[Entries drawn from a collection]
↓
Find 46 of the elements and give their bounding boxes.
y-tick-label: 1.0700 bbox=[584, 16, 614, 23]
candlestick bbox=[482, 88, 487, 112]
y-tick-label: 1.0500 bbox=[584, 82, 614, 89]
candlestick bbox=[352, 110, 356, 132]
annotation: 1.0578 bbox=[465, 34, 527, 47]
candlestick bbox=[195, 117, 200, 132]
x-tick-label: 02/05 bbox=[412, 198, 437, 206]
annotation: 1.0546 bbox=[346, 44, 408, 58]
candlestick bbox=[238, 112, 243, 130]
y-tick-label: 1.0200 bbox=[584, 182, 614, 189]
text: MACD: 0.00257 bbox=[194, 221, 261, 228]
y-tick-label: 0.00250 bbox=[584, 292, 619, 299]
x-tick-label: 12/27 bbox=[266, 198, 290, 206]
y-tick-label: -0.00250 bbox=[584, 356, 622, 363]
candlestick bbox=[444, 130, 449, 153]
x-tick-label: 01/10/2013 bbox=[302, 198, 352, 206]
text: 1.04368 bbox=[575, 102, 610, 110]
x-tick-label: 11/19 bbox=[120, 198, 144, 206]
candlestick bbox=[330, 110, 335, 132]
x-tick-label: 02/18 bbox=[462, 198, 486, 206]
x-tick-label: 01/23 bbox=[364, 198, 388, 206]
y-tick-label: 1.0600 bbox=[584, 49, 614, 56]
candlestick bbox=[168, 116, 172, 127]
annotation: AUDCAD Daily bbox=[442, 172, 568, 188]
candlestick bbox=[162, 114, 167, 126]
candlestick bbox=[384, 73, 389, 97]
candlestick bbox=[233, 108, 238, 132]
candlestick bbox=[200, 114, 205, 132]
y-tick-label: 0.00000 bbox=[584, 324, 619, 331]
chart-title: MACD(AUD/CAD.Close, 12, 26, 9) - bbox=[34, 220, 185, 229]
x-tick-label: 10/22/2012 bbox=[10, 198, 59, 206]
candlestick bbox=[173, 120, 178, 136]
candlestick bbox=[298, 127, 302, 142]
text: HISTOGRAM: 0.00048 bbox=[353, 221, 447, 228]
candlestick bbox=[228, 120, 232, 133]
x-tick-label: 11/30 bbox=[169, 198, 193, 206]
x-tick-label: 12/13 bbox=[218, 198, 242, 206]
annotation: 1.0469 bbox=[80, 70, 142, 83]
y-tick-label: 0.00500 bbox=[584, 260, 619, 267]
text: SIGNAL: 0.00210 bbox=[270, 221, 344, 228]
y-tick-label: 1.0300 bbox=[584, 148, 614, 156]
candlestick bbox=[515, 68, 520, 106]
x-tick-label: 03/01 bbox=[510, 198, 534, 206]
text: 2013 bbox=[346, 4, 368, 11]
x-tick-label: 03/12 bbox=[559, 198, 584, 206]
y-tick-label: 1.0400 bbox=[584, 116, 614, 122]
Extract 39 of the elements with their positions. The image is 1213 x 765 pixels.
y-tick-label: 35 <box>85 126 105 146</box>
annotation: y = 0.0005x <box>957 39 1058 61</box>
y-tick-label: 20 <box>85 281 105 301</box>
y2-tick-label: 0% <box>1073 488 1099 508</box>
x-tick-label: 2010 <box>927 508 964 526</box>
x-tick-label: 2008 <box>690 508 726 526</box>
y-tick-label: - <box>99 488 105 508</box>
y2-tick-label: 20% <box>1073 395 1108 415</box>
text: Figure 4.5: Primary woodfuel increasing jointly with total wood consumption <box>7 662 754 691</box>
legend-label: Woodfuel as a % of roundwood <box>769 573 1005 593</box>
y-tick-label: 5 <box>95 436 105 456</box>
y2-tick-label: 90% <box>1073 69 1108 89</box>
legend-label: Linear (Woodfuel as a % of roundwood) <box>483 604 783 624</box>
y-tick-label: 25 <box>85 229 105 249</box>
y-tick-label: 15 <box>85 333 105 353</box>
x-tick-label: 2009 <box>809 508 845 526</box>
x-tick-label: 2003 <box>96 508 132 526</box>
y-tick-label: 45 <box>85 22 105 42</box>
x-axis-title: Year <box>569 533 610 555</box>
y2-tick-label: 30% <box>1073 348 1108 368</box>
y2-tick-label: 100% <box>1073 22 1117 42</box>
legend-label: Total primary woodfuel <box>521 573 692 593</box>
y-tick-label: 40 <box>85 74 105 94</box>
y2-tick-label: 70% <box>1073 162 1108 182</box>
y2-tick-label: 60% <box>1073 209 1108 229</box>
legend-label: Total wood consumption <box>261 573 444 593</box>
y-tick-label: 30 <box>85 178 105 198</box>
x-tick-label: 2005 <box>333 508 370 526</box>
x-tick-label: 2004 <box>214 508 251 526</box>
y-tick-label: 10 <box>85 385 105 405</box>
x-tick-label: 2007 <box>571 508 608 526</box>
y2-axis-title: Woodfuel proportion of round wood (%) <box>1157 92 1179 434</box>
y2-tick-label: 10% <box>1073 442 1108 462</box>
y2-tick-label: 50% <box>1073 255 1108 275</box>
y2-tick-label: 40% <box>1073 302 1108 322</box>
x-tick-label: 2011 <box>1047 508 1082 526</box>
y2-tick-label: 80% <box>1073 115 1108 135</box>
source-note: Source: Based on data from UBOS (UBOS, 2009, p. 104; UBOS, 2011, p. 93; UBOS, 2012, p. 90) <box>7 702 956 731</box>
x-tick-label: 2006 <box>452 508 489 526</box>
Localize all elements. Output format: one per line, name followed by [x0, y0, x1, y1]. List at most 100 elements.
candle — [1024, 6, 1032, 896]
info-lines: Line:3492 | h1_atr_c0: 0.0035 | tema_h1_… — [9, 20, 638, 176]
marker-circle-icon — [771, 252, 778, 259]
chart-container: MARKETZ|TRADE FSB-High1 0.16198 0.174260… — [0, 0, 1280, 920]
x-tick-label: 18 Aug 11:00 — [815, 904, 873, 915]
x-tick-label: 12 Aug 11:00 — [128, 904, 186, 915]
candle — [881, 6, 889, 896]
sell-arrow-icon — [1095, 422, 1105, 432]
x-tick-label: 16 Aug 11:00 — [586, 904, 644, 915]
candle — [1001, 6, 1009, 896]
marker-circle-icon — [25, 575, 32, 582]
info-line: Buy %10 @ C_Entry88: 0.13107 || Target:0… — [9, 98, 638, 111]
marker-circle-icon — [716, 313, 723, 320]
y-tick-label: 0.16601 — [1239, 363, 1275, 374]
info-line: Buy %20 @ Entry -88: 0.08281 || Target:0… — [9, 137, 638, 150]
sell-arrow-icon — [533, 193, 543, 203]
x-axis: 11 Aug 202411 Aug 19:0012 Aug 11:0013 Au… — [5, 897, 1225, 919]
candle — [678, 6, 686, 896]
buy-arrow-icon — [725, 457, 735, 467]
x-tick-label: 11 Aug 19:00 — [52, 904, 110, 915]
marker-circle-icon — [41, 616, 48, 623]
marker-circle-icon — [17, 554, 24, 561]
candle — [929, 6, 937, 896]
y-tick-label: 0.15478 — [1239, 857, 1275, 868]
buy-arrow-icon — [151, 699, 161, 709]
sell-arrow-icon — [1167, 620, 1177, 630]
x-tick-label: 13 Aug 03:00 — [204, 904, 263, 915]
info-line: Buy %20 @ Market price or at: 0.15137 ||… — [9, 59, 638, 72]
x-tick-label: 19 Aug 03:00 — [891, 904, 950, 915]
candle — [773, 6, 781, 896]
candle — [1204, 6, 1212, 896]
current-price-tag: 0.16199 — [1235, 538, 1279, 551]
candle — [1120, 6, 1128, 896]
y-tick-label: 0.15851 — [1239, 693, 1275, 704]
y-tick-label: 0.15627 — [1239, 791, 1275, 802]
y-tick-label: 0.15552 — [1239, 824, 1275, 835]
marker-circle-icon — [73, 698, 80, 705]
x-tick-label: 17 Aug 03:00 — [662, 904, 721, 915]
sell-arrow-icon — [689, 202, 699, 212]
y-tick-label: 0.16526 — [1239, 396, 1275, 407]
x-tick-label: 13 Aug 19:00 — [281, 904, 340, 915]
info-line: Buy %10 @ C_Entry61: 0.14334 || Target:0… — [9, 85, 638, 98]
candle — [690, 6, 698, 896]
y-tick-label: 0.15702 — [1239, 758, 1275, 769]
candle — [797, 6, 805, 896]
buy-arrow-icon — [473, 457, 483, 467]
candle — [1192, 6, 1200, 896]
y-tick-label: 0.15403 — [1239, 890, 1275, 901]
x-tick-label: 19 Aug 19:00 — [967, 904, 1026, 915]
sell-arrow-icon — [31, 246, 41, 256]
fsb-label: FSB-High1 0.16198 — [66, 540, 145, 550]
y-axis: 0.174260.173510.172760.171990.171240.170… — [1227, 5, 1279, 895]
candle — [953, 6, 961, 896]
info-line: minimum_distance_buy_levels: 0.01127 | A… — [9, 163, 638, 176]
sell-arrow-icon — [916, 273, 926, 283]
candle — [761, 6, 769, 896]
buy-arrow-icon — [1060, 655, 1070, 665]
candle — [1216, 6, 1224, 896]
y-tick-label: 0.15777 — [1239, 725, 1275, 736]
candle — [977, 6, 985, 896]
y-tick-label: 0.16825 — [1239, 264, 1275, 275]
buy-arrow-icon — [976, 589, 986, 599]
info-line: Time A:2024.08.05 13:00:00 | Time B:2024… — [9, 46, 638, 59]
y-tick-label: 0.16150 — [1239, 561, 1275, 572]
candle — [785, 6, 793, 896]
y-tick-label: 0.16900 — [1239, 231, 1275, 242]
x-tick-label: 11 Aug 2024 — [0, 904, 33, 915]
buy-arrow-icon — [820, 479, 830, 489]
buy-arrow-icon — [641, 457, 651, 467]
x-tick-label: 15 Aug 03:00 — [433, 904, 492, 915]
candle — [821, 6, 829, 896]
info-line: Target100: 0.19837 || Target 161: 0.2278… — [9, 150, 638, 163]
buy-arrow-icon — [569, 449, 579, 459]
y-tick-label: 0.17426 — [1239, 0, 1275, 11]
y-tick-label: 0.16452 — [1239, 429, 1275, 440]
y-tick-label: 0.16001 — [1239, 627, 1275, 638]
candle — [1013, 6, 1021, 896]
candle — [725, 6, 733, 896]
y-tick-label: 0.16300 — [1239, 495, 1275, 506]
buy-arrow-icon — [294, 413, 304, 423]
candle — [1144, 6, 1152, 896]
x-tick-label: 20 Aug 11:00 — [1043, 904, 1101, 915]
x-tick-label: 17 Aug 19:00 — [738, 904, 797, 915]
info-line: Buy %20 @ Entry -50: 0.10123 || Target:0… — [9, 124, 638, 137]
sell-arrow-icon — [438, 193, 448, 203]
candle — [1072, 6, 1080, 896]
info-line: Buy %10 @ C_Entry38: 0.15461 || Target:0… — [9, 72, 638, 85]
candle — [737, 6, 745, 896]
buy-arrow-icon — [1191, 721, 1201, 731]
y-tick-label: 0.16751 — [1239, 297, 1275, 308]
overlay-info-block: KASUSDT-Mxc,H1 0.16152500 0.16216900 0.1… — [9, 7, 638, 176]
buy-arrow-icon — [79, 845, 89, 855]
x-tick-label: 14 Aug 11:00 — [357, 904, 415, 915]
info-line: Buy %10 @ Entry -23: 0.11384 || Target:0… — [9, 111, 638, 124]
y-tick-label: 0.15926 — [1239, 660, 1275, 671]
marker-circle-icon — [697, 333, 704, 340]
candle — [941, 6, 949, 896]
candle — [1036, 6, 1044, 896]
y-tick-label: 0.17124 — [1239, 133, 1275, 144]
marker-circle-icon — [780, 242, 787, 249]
↑
**Exercise objective**
Render the data as a Markdown table with the columns Row and Line. Begin at the first line of the data, stop after the line that contains "chart-title: MACD(AUD/CAD.Close, 12, 26, 9)", and leave out blank lines.

**Solution to this task**
| Row | Line |
|---|---|
| 1 | Find 46 of the elements and give their bounding boxes. |
| 2 | y-tick-label: 1.0700 bbox=[584, 16, 614, 23] |
| 3 | candlestick bbox=[482, 88, 487, 112] |
| 4 | y-tick-label: 1.0500 bbox=[584, 82, 614, 89] |
| 5 | candlestick bbox=[352, 110, 356, 132] |
| 6 | annotation: 1.0578 bbox=[465, 34, 527, 47] |
| 7 | candlestick bbox=[195, 117, 200, 132] |
| 8 | x-tick-label: 02/05 bbox=[412, 198, 437, 206] |
| 9 | annotation: 1.0546 bbox=[346, 44, 408, 58] |
| 10 | candlestick bbox=[238, 112, 243, 130] |
| 11 | y-tick-label: 1.0200 bbox=[584, 182, 614, 189] |
| 12 | text: MACD: 0.00257 bbox=[194, 221, 261, 228] |
| 13 | y-tick-label: 0.00250 bbox=[584, 292, 619, 299] |
| 14 | x-tick-label: 12/27 bbox=[266, 198, 290, 206] |
| 15 | y-tick-label: -0.00250 bbox=[584, 356, 622, 363] |
| 16 | candlestick bbox=[444, 130, 449, 153] |
| 17 | x-tick-label: 01/10/2013 bbox=[302, 198, 352, 206] |
| 18 | text: 1.04368 bbox=[575, 102, 610, 110] |
| 19 | x-tick-label: 11/19 bbox=[120, 198, 144, 206] |
| 20 | candlestick bbox=[330, 110, 335, 132] |
| 21 | x-tick-label: 02/18 bbox=[462, 198, 486, 206] |
| 22 | x-tick-label: 01/23 bbox=[364, 198, 388, 206] |
| 23 | y-tick-label: 1.0600 bbox=[584, 49, 614, 56] |
| 24 | candlestick bbox=[168, 116, 172, 127] |
| 25 | annotation: AUDCAD Daily bbox=[442, 172, 568, 188] |
| 26 | candlestick bbox=[162, 114, 167, 126] |
| 27 | candlestick bbox=[384, 73, 389, 97] |
| 28 | candlestick bbox=[233, 108, 238, 132] |
| 29 | candlestick bbox=[200, 114, 205, 132] |
| 30 | y-tick-label: 0.00000 bbox=[584, 324, 619, 331] |
| 31 | chart-title: MACD(AUD/CAD.Close, 12, 26, 9) - bbox=[34, 220, 185, 229] |